### Records for processing ###

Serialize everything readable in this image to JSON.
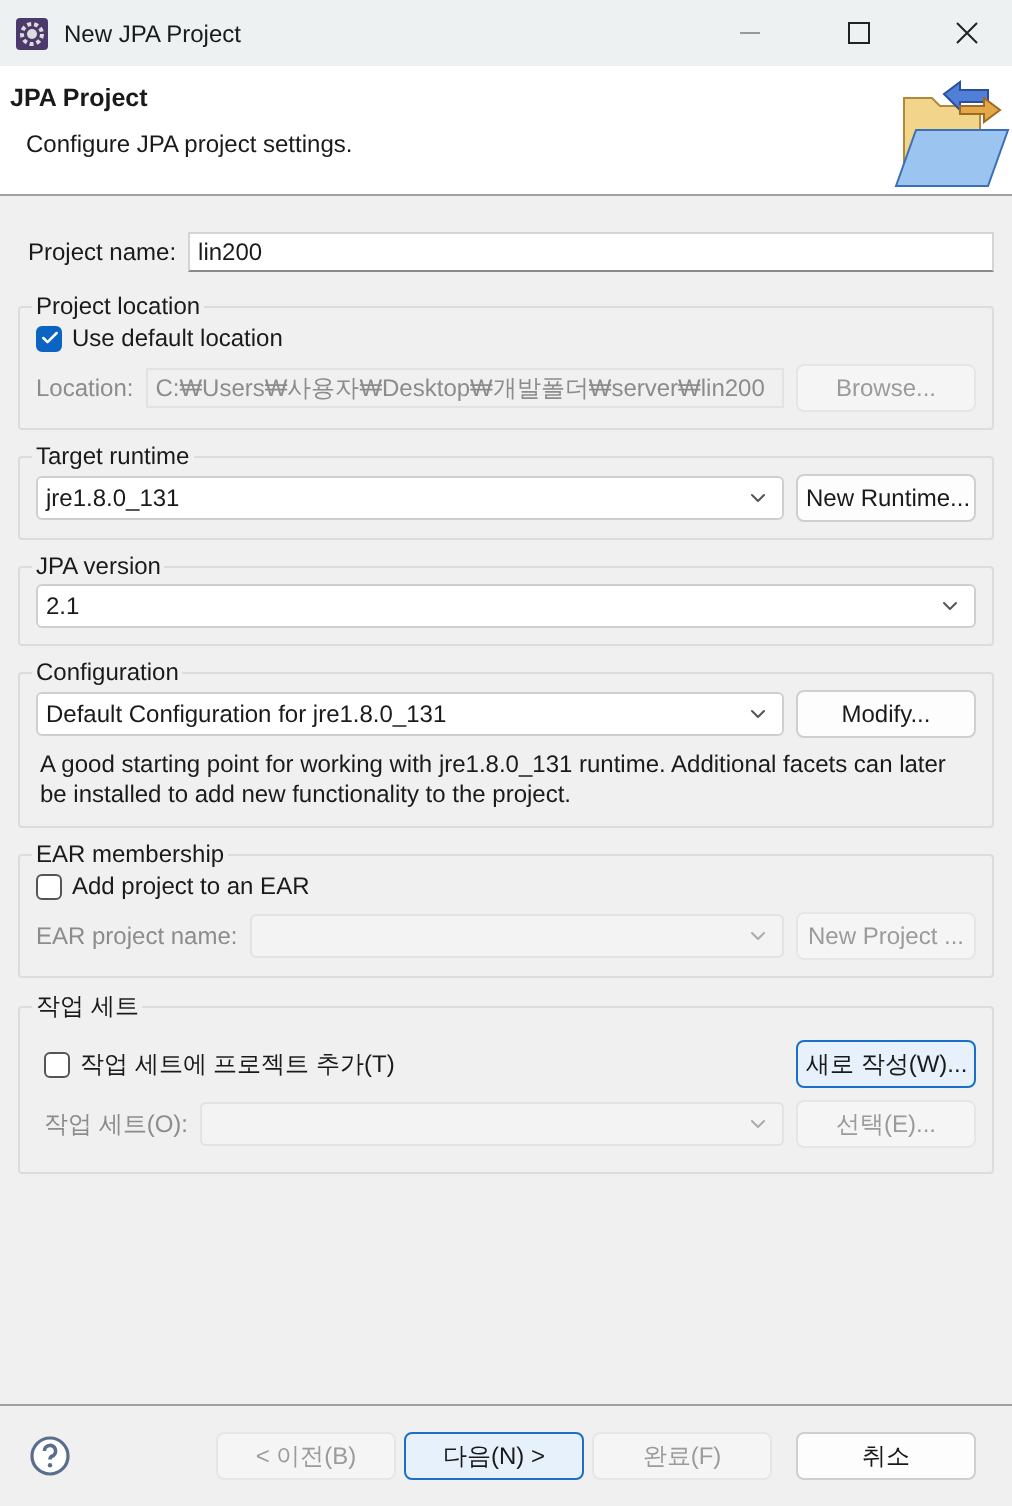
{
  "window": {
    "title": "New JPA Project"
  },
  "header": {
    "title": "JPA Project",
    "description": "Configure JPA project settings."
  },
  "project_name": {
    "label": "Project name:",
    "value": "lin200"
  },
  "project_location": {
    "title": "Project location",
    "use_default": {
      "label": "Use default location",
      "checked": true
    },
    "location": {
      "label": "Location:",
      "value": "C:₩Users₩사용자₩Desktop₩개발폴더₩server₩lin200",
      "disabled": true
    },
    "browse": {
      "label": "Browse...",
      "disabled": true
    }
  },
  "target_runtime": {
    "title": "Target runtime",
    "value": "jre1.8.0_131",
    "button": {
      "label": "New Runtime..."
    }
  },
  "jpa_version": {
    "title": "JPA version",
    "value": "2.1"
  },
  "configuration": {
    "title": "Configuration",
    "value": "Default Configuration for jre1.8.0_131",
    "button": {
      "label": "Modify..."
    },
    "description": "A good starting point for working with jre1.8.0_131 runtime. Additional facets can later be installed to add new functionality to the project."
  },
  "ear_membership": {
    "title": "EAR membership",
    "checkbox": {
      "label": "Add project to an EAR",
      "checked": false
    },
    "field": {
      "label": "EAR project name:",
      "disabled": true
    },
    "button": {
      "label": "New Project ...",
      "disabled": true
    }
  },
  "working_sets": {
    "title": "작업 세트",
    "checkbox": {
      "label": "작업 세트에 프로젝트 추가(T)",
      "checked": false
    },
    "new_button": {
      "label": "새로 작성(W)...",
      "focused": true
    },
    "field": {
      "label": "작업 세트(O):",
      "disabled": true
    },
    "select_button": {
      "label": "선택(E)...",
      "disabled": true
    }
  },
  "buttons": [
    {
      "label": "< 이전(B)",
      "disabled": true,
      "focused": false
    },
    {
      "label": "다음(N) >",
      "disabled": false,
      "focused": true
    },
    {
      "label": "완료(F)",
      "disabled": true,
      "focused": false
    },
    {
      "label": "취소",
      "disabled": false,
      "focused": false
    }
  ]
}
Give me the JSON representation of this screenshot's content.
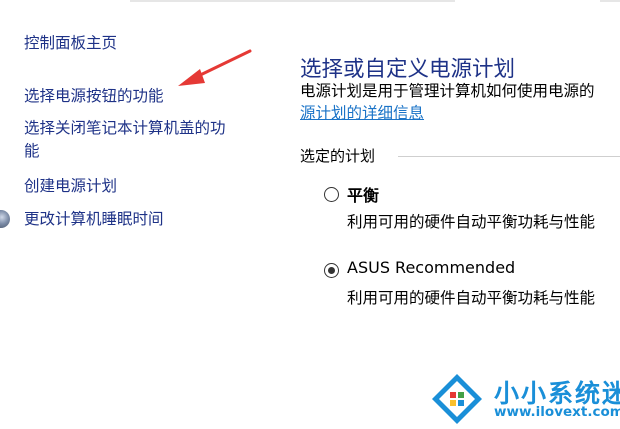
{
  "nav": {
    "home": "控制面板主页",
    "power_buttons": "选择电源按钮的功能",
    "lid_line1": "选择关闭笔记本计算机盖的功",
    "lid_line2": "能",
    "create_plan": "创建电源计划",
    "sleep": "更改计算机睡眠时间"
  },
  "main": {
    "title": "选择或自定义电源计划",
    "description": "电源计划是用于管理计算机如何使用电源的",
    "description_link": "源计划的详细信息",
    "group_label": "选定的计划",
    "plans": [
      {
        "name": "平衡",
        "description": "利用可用的硬件自动平衡功耗与性能",
        "selected": false
      },
      {
        "name": "ASUS Recommended",
        "description": "利用可用的硬件自动平衡功耗与性能",
        "selected": true
      }
    ]
  },
  "watermark": {
    "name": "小小系统迷",
    "url": "www.ilovext.com"
  },
  "colors": {
    "link": "#1e3287",
    "hyperlink": "#1a73c7",
    "annotation_arrow": "#e53935",
    "watermark": "#1a8fd8"
  }
}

###

Reproduce every entry exactly, but omit each picture.

* **Answer for the task**:
Serialize everything readable in this image to JSON.
{
  "window": {
    "title": "New JPA Project"
  },
  "header": {
    "title": "JPA Project",
    "description": "Configure JPA project settings."
  },
  "project_name": {
    "label": "Project name:",
    "value": "lin200"
  },
  "project_location": {
    "title": "Project location",
    "use_default": {
      "label": "Use default location",
      "checked": true
    },
    "location": {
      "label": "Location:",
      "value": "C:₩Users₩사용자₩Desktop₩개발폴더₩server₩lin200",
      "disabled": true
    },
    "browse": {
      "label": "Browse...",
      "disabled": true
    }
  },
  "target_runtime": {
    "title": "Target runtime",
    "value": "jre1.8.0_131",
    "button": {
      "label": "New Runtime..."
    }
  },
  "jpa_version": {
    "title": "JPA version",
    "value": "2.1"
  },
  "configuration": {
    "title": "Configuration",
    "value": "Default Configuration for jre1.8.0_131",
    "button": {
      "label": "Modify..."
    },
    "description": "A good starting point for working with jre1.8.0_131 runtime. Additional facets can later be installed to add new functionality to the project."
  },
  "ear_membership": {
    "title": "EAR membership",
    "checkbox": {
      "label": "Add project to an EAR",
      "checked": false
    },
    "field": {
      "label": "EAR project name:",
      "disabled": true
    },
    "button": {
      "label": "New Project ...",
      "disabled": true
    }
  },
  "working_sets": {
    "title": "작업 세트",
    "checkbox": {
      "label": "작업 세트에 프로젝트 추가(T)",
      "checked": false
    },
    "new_button": {
      "label": "새로 작성(W)...",
      "focused": true
    },
    "field": {
      "label": "작업 세트(O):",
      "disabled": true
    },
    "select_button": {
      "label": "선택(E)...",
      "disabled": true
    }
  },
  "buttons": [
    {
      "label": "< 이전(B)",
      "disabled": true,
      "focused": false
    },
    {
      "label": "다음(N) >",
      "disabled": false,
      "focused": true
    },
    {
      "label": "완료(F)",
      "disabled": true,
      "focused": false
    },
    {
      "label": "취소",
      "disabled": false,
      "focused": false
    }
  ]
}
Give me the JSON representation of this screenshot's content.
{
  "nav": {
    "home": "控制面板主页",
    "power_buttons": "选择电源按钮的功能",
    "lid_line1": "选择关闭笔记本计算机盖的功",
    "lid_line2": "能",
    "create_plan": "创建电源计划",
    "sleep": "更改计算机睡眠时间"
  },
  "main": {
    "title": "选择或自定义电源计划",
    "description": "电源计划是用于管理计算机如何使用电源的",
    "description_link": "源计划的详细信息",
    "group_label": "选定的计划",
    "plans": [
      {
        "name": "平衡",
        "description": "利用可用的硬件自动平衡功耗与性能",
        "selected": false
      },
      {
        "name": "ASUS Recommended",
        "description": "利用可用的硬件自动平衡功耗与性能",
        "selected": true
      }
    ]
  },
  "watermark": {
    "name": "小小系统迷",
    "url": "www.ilovext.com"
  },
  "colors": {
    "link": "#1e3287",
    "hyperlink": "#1a73c7",
    "annotation_arrow": "#e53935",
    "watermark": "#1a8fd8"
  }
}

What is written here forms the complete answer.